- [Data extract]:
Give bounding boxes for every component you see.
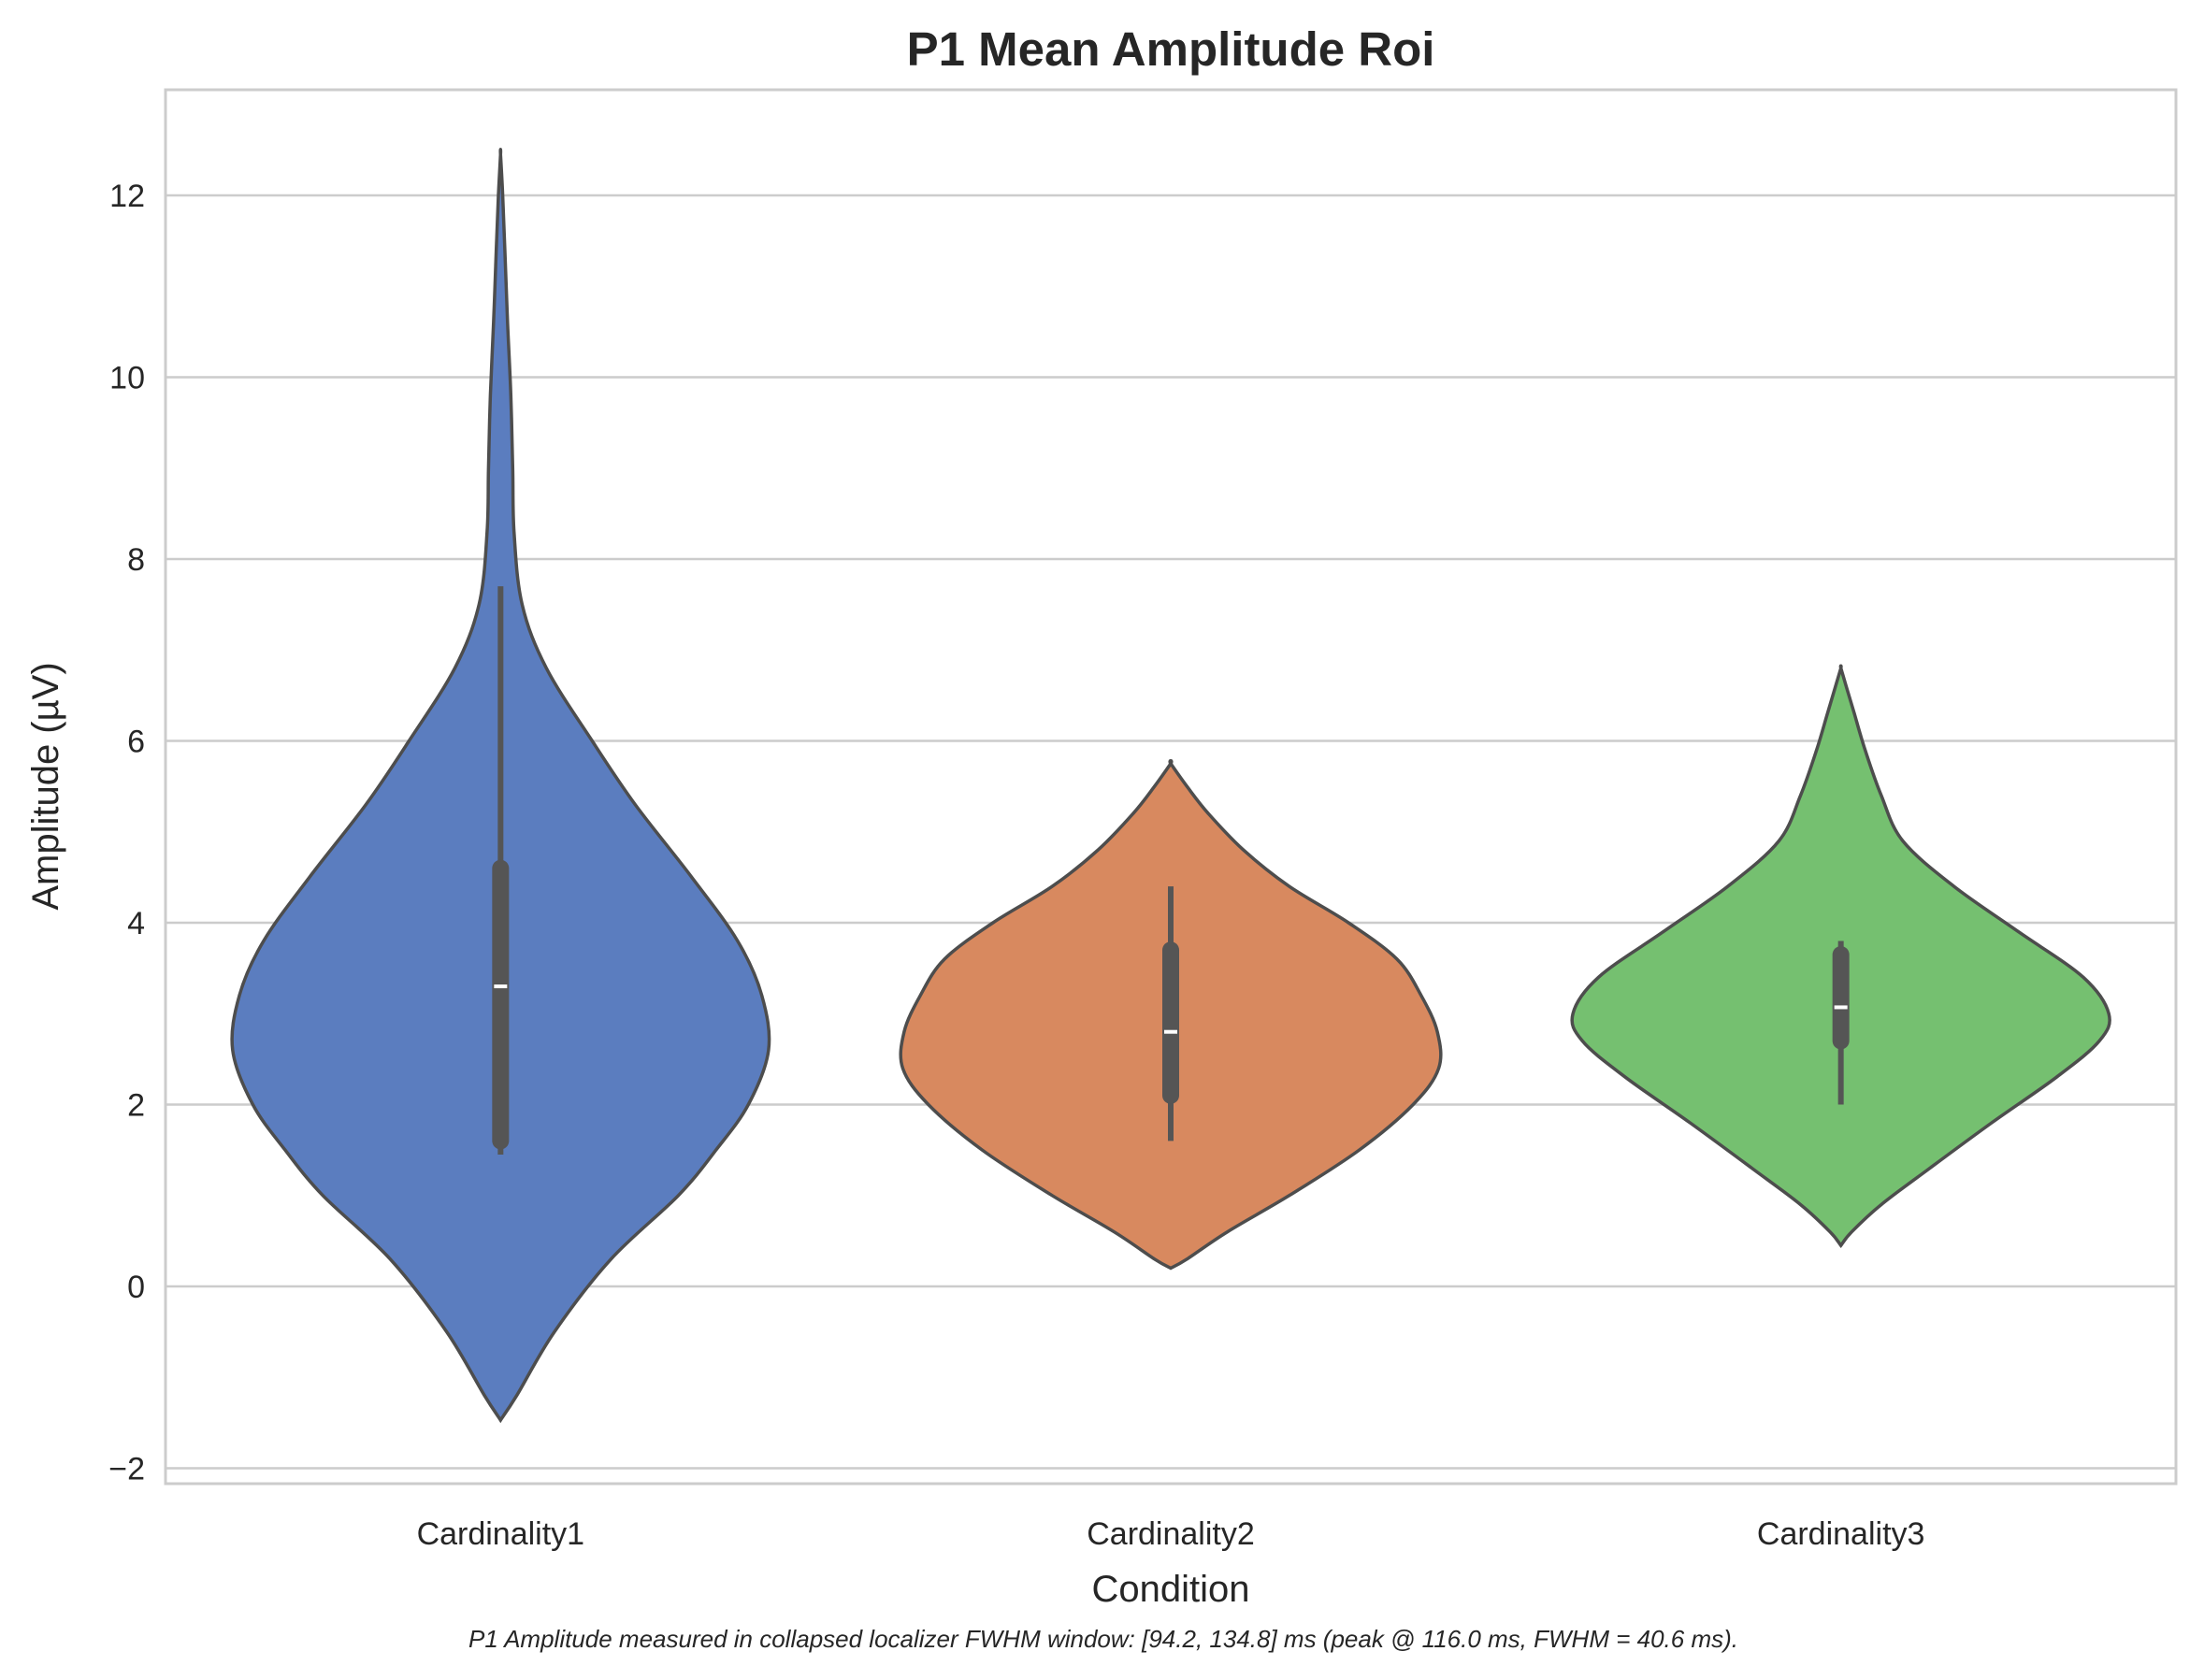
x-axis-label: Condition (1091, 1569, 1249, 1610)
x-tick-label: Cardinality2 (1087, 1516, 1255, 1552)
x-tick-label: Cardinality3 (1757, 1516, 1925, 1552)
y-tick-labels: −2 0 2 4 6 8 10 12 (108, 179, 145, 1487)
plot-frame (164, 88, 2178, 1486)
y-tick-label: 2 (127, 1088, 145, 1124)
y-tick-label: 12 (109, 179, 145, 214)
y-tick-label: 6 (127, 725, 145, 760)
x-tick-labels: Cardinality1 Cardinality2 Cardinality3 (417, 1516, 1925, 1552)
y-tick-label: 4 (127, 906, 145, 941)
violins (230, 147, 2111, 1424)
x-tick-label: Cardinality1 (417, 1516, 585, 1552)
y-tick-label: −2 (108, 1452, 145, 1487)
y-tick-label: 10 (109, 361, 145, 396)
y-tick-label: 0 (127, 1270, 145, 1305)
y-axis-label: Amplitude (µV) (25, 662, 66, 910)
y-tick-label: 8 (127, 542, 145, 578)
chart-caption: P1 Amplitude measured in collapsed local… (468, 1625, 1738, 1653)
chart-title: P1 Mean Amplitude Roi (907, 22, 1435, 76)
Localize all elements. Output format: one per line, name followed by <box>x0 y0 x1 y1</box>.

- [Stated exercise]:
Copy out the listing above line for line, omitting the picture.

- [Task solution]:
Give bounding boxes for every component you see.
x-axis-label: Condition (1091, 1569, 1249, 1610)
x-tick-label: Cardinality2 (1087, 1516, 1255, 1552)
x-tick-label: Cardinality3 (1757, 1516, 1925, 1552)
y-tick-labels: −2 0 2 4 6 8 10 12 (108, 179, 145, 1487)
plot-frame (164, 88, 2178, 1486)
y-tick-label: 2 (127, 1088, 145, 1124)
y-tick-label: 12 (109, 179, 145, 214)
y-tick-label: 6 (127, 725, 145, 760)
x-tick-labels: Cardinality1 Cardinality2 Cardinality3 (417, 1516, 1925, 1552)
y-tick-label: 4 (127, 906, 145, 941)
violins (230, 147, 2111, 1424)
x-tick-label: Cardinality1 (417, 1516, 585, 1552)
y-tick-label: −2 (108, 1452, 145, 1487)
y-tick-label: 10 (109, 361, 145, 396)
y-tick-label: 0 (127, 1270, 145, 1305)
y-axis-label: Amplitude (µV) (25, 662, 66, 910)
y-tick-label: 8 (127, 542, 145, 578)
chart-caption: P1 Amplitude measured in collapsed local… (468, 1625, 1738, 1653)
chart-title: P1 Mean Amplitude Roi (907, 22, 1435, 76)
Localize all elements. Output format: one per line, name followed by <box>x0 y0 x1 y1</box>.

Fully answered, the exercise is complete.